**GIVEN EXERCISE**
Show every line of the records below that contains the word "Courant".

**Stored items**
........

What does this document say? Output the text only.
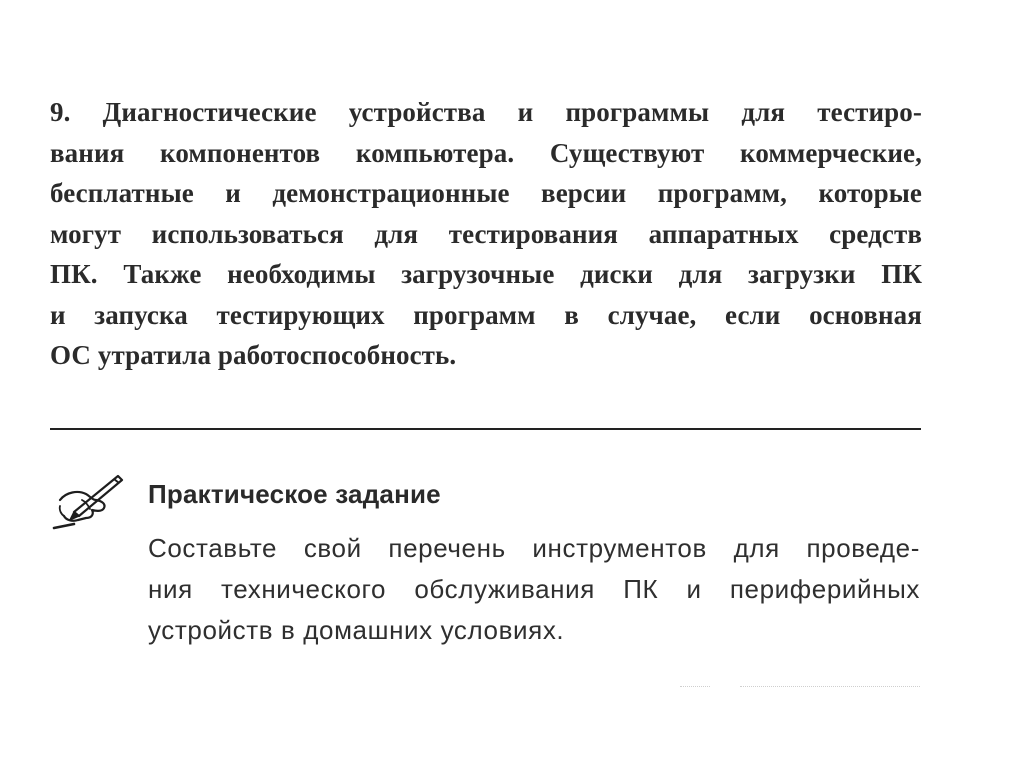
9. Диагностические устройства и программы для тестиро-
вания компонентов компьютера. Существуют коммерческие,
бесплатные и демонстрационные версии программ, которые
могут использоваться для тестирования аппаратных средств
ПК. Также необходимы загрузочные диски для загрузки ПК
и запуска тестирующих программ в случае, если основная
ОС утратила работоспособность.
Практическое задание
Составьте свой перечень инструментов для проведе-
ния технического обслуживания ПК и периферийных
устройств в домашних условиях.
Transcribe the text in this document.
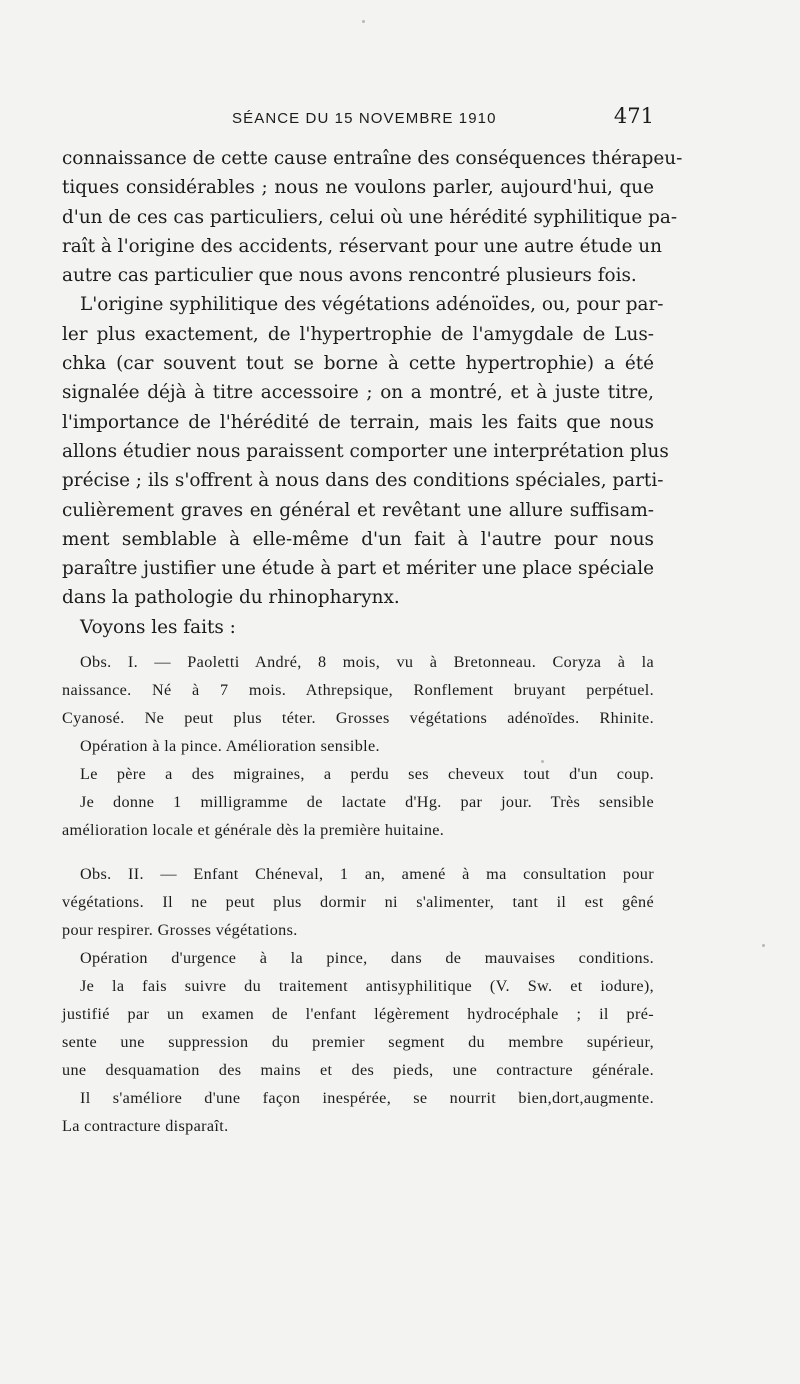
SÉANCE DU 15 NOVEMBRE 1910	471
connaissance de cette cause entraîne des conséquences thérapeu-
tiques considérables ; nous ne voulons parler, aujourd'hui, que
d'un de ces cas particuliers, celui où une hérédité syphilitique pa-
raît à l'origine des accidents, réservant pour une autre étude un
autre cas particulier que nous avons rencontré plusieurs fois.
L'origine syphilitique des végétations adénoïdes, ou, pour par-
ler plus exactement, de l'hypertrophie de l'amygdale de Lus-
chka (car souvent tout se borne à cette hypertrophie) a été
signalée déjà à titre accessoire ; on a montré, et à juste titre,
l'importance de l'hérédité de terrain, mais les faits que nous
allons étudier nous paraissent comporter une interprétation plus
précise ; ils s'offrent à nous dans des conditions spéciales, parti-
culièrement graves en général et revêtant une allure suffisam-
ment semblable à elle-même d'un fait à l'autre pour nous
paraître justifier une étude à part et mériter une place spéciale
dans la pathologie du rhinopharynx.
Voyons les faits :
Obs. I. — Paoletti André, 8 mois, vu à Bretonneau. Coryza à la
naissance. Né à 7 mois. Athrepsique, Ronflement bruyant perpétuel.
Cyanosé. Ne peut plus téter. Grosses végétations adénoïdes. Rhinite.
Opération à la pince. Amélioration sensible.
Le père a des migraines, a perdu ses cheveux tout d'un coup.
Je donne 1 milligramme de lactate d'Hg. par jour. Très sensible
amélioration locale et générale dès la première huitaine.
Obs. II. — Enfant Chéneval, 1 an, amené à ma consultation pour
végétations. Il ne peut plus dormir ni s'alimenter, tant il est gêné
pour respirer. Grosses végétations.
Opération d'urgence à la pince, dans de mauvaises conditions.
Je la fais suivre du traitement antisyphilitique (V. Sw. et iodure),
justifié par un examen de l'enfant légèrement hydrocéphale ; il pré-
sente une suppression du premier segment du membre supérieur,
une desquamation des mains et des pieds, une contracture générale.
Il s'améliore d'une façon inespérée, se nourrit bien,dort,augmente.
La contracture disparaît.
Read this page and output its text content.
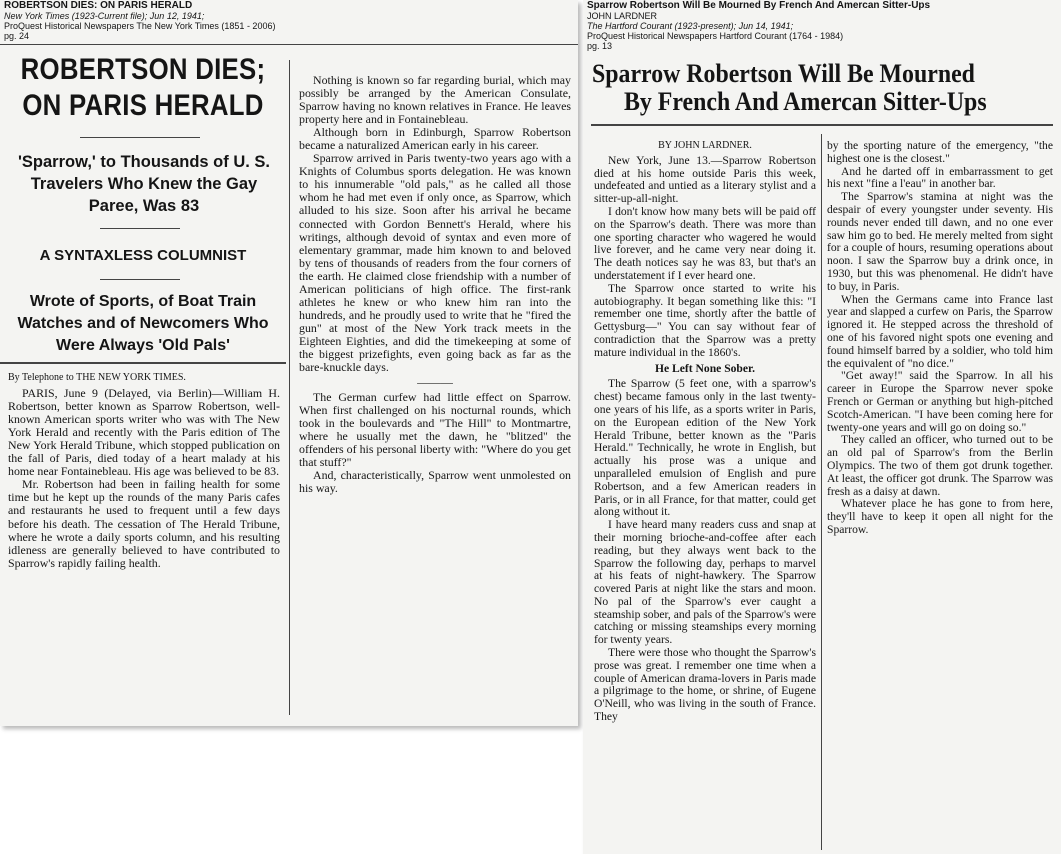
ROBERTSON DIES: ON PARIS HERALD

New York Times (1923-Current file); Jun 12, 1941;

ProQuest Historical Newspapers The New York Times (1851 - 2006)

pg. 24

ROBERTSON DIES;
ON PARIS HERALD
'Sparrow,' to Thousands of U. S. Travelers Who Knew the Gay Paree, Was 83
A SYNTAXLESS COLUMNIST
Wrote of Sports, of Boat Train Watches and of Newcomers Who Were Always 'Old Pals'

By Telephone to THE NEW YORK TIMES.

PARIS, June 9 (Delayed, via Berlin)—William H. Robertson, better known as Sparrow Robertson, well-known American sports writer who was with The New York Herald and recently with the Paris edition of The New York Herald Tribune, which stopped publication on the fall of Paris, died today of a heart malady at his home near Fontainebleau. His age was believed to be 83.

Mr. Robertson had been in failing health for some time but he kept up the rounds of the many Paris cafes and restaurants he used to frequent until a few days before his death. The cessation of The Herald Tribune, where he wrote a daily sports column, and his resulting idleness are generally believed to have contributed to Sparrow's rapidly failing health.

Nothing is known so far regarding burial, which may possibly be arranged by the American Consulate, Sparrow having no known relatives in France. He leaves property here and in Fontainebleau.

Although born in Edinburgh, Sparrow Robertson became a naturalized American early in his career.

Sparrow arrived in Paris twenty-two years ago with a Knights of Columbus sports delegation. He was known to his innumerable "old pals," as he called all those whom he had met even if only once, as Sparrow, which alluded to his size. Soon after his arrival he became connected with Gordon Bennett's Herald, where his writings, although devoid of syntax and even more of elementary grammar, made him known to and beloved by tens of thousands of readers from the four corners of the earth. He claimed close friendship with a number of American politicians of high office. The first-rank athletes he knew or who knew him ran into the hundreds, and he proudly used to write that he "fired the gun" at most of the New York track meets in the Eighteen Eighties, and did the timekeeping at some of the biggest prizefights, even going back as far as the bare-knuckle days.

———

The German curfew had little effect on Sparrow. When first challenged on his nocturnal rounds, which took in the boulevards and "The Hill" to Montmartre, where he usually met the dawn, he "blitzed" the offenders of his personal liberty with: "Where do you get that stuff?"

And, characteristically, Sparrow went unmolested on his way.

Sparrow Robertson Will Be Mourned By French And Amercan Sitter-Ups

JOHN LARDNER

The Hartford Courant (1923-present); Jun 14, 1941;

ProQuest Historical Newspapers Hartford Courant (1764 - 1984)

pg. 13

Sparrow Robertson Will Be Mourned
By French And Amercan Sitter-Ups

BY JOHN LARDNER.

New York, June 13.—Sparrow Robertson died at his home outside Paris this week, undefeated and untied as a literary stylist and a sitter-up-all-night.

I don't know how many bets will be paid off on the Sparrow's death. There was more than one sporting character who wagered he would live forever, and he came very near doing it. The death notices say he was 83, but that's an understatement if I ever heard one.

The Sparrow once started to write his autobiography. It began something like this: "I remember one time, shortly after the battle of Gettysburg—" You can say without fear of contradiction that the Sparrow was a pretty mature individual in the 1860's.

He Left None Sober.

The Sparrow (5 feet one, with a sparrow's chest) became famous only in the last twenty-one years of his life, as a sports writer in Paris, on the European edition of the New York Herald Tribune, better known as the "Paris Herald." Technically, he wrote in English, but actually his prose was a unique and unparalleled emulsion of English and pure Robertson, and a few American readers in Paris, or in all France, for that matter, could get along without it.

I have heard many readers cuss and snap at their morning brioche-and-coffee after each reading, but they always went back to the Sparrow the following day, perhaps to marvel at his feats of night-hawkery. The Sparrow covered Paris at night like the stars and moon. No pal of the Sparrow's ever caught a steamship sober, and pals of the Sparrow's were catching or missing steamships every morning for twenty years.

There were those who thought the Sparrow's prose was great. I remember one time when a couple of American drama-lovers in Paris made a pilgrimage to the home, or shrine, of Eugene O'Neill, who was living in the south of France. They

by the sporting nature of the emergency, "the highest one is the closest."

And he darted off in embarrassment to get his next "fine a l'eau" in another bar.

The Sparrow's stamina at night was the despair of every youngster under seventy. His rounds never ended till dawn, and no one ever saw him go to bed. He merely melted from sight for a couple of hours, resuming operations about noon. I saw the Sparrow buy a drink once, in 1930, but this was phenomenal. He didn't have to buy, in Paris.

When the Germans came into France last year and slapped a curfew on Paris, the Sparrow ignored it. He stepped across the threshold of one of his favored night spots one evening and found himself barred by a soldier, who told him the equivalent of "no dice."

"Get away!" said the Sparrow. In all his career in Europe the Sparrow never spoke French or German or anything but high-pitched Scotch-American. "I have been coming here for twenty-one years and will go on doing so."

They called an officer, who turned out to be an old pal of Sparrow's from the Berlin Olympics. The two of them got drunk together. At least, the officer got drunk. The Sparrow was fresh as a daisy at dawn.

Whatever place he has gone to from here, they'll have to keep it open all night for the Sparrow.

........

**REPLY**
The Hartford Courant (1923-present); Jun 14, 1941;
ProQuest Historical Newspapers Hartford Courant (1764 - 1984)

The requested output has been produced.